● **발췌 본문**:
================

본 발명은 또한, a) 미생물을 세포 배양 배지 내로 옮기는 단계 및 b) 세포 배양 배지 내에서 미생물을 배양하는 단계 (상기 세포 배양 배지는 암모늄 타르트레이트를 함유함) 를 포함하는, 트라우스토키트리알레스 목의 미생물의 배양 방법을 제공함으로써 본 발명의 근본적인 기술적 문제를 해결한다.
상기 확인된 방법의 특히 바람직한 구현예에서, 단계 b) 에 후속하여 배양 배지 또는 미생물로부터 다중불포화 지방산, 특히 DHA 및/또는 DPA 를 수확, 특히 단리하는 단계가 예상된다.
본 발명은 또한, a) 트라우스토키트리알레스 목의 미생물을 세포 배양 배지 내로 옮기는 단계, b) 세포 배양 배지 내에서 미생물을 배양하는 단계 및 c) 상기 다중불포화 지방산을 미생물 및/또는 세포 배양물로부터 수확하는 단계 (상기 세포 배양 배지는 암모늄 타르트레이트를 함유함) 를 포함하는, 하나 이상의 다중불포화 지방산의 제조 방법을 제공함으로써 본 발명의 근본적인 기술적 문제를 해결한다.
본 발명의 하나의 구현예에서, 다중불포화 지방산은 미생물 및/또는 세포 배양물로부터 다양한 지질을 포함하는 오일의 형태로 수확된다.
본 발명에 따르면, 본원에서 지방산은 지방족 모노카르복실산인 것으로 이해된다. 지질은 관련 포스파티드, 스테롤, 알코올, 탄화수소, 케톤, 및 관련 화합물과 함께 지방산의 글리세라이드 에스테르를 포함하는 지방 또는 오일인 것으로 이해된다.
본 발명에 따르면, 다중불포화 지방산 (PUFA) 은 2 개 이상의 이중 결합을 포함하는 C12 초과의 사슬 길이를 갖는 다중불포화 장쇄 지방산이다. 본 발명의 방법에 따라 제조될 수 있는 PUFA 는 바람직하게는 n-3 지방산 및 n-6 지방산, 더욱 바람직하게는 n-3 지방산이다.
본 발명의 견지에서, n-3 지방 (오메가-3 지방산) 은 적어도 2 개 또는 그 이상의 이중 결합을 포함하는 C12 초과의 사슬 길이를 갖는 다중불포화 장쇄 지방산인 것으로 이해된다.
본 발명의 바람직한 구현예에서, 하나 이상의 다중불포화 지방산 (PUFA) 은 추가 단계 d) 에서 기타 지질로부터 분리된다.

================

● **과제 목표**:
위에 실린 다중불포화 지방산 제조 방법에 관한 글을 마지막 문장 바로 다음부터 이어서 쓰십시오.

● **데이터 발췌**:
================

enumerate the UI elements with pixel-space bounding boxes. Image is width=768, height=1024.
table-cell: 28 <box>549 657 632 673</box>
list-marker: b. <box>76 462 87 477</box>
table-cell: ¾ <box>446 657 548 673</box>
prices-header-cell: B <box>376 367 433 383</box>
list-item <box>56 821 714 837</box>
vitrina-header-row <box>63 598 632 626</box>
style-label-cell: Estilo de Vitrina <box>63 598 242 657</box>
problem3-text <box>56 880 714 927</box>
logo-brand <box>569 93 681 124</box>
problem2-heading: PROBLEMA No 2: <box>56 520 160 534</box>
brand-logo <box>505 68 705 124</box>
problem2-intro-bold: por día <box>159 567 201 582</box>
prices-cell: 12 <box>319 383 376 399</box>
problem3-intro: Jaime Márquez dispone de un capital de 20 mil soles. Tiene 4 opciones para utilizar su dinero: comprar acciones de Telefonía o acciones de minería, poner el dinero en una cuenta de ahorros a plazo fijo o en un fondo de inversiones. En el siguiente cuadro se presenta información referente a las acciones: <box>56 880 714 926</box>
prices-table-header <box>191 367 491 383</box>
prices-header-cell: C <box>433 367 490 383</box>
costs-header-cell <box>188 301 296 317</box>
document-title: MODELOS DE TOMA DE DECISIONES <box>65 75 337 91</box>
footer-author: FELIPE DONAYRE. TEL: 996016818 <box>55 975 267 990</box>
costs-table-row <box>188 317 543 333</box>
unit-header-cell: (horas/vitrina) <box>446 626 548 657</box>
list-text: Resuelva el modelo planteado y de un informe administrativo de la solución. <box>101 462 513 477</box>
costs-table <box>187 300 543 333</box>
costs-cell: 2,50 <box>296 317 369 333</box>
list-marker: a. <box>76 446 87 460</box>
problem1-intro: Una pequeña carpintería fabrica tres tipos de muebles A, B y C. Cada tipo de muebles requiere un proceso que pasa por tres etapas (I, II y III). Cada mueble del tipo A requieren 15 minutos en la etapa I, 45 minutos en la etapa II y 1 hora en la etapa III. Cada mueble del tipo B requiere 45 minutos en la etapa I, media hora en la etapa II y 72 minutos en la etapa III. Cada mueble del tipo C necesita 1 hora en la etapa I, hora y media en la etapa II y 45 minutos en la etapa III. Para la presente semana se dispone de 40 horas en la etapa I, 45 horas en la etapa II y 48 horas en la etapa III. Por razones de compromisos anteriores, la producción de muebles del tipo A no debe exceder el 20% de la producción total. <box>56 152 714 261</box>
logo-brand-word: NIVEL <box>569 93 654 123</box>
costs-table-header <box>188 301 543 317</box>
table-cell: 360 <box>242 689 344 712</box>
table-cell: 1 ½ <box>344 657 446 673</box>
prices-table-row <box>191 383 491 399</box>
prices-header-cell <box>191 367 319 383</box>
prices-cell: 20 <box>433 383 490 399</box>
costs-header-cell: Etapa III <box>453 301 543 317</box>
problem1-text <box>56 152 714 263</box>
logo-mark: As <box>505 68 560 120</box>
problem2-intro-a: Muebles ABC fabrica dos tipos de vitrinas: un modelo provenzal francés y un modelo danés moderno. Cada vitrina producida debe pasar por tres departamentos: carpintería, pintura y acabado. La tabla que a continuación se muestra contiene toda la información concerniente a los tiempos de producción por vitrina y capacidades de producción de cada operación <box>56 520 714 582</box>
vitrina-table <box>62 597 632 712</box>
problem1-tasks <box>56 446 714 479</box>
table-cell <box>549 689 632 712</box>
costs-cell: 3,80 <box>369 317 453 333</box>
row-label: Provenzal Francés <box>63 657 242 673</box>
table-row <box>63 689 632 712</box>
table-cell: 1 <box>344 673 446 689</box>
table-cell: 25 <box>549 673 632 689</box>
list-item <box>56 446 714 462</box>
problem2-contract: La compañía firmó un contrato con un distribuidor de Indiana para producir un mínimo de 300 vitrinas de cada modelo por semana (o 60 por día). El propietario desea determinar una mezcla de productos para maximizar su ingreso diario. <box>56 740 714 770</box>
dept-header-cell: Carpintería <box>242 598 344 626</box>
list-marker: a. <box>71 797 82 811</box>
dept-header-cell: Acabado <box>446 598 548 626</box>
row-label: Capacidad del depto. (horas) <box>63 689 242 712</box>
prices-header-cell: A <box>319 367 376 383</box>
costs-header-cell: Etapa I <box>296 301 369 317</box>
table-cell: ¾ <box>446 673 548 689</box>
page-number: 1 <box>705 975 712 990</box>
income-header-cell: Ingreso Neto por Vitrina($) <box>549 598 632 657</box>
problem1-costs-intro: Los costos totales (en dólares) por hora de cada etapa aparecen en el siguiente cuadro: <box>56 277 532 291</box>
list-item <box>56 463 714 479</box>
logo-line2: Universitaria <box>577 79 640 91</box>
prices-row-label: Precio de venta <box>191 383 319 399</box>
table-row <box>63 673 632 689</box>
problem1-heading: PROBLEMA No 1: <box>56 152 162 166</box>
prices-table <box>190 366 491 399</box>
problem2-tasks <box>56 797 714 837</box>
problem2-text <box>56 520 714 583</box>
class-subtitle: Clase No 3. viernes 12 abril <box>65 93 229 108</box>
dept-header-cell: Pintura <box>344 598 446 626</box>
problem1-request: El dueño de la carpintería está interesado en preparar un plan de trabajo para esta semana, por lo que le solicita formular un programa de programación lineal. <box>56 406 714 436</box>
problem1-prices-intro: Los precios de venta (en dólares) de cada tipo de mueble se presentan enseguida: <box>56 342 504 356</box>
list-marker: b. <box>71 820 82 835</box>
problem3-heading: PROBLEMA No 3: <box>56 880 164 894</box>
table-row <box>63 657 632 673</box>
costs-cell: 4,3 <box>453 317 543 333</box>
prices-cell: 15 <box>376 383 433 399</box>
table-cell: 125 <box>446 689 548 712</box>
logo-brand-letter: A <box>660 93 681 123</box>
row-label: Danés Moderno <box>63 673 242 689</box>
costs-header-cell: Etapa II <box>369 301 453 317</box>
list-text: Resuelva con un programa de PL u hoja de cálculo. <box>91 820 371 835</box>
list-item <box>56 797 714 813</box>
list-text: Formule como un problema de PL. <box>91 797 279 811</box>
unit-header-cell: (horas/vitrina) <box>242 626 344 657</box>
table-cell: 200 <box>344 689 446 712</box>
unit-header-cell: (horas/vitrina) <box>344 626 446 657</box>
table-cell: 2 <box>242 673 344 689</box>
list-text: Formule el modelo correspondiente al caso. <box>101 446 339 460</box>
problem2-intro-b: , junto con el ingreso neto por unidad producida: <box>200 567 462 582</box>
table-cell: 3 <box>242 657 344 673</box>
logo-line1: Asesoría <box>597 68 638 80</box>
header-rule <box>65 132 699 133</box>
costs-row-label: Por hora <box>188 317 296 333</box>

================

● **예상 답안**:
본 발명의 바람직한 구현예에서, 하나 이상의 다중불포화 지방산 (PUFA) 은 고순도의 PUFA 이다.
본 발명의 바람직한 구현예에서, 다중불포화 지방산은 오메가-3-도코사헥사엔산 (DHA) 및/또는 오메가-3-도코사펜타엔산 (DPA) 을 함유한다. 본 발명의 바람직한 구현예에서, 다중불포화 지방산은 오메가-3-도코사헥사엔산 (DHA) 을 함유한다. 본 발명의 바람직한 구현예에서, 다중불포화 지방산은 오메가-3-도코사펜타엔산 (DPA) 을 함유한다. 본 발명의 바람직한 구현예에서, 다중불포화 지방산은 오메가-3-도코사헥사엔산 (DHA) 및 오메가-3-도코사펜타엔산 (DPA) 을 함유한다. 본 발명의 바람직한 구현예에서, 다중불포화 지방산은 오메가-3-도코사헥사엔산 (DHA) 및/또는 오메가-3-도코사펜타엔산 (DPA) 이다. 본 발명의 바람직한 구현예에서, 다중불포화 지방산은 오메가-3-도코사헥사엔산 (DHA) 및 오메가-3-도코사펜타엔산 (DPA) 이다. 본 발명의 바람직한 구현예에서, 다중불포화 지방산은 오메가-3-도코사헥사엔산 (DHA) 이다. 본 발명의 바람직한 구현예에서, 다중불포화 지방산은 오메가-3-도코사펜타엔산 (DPA) 이다.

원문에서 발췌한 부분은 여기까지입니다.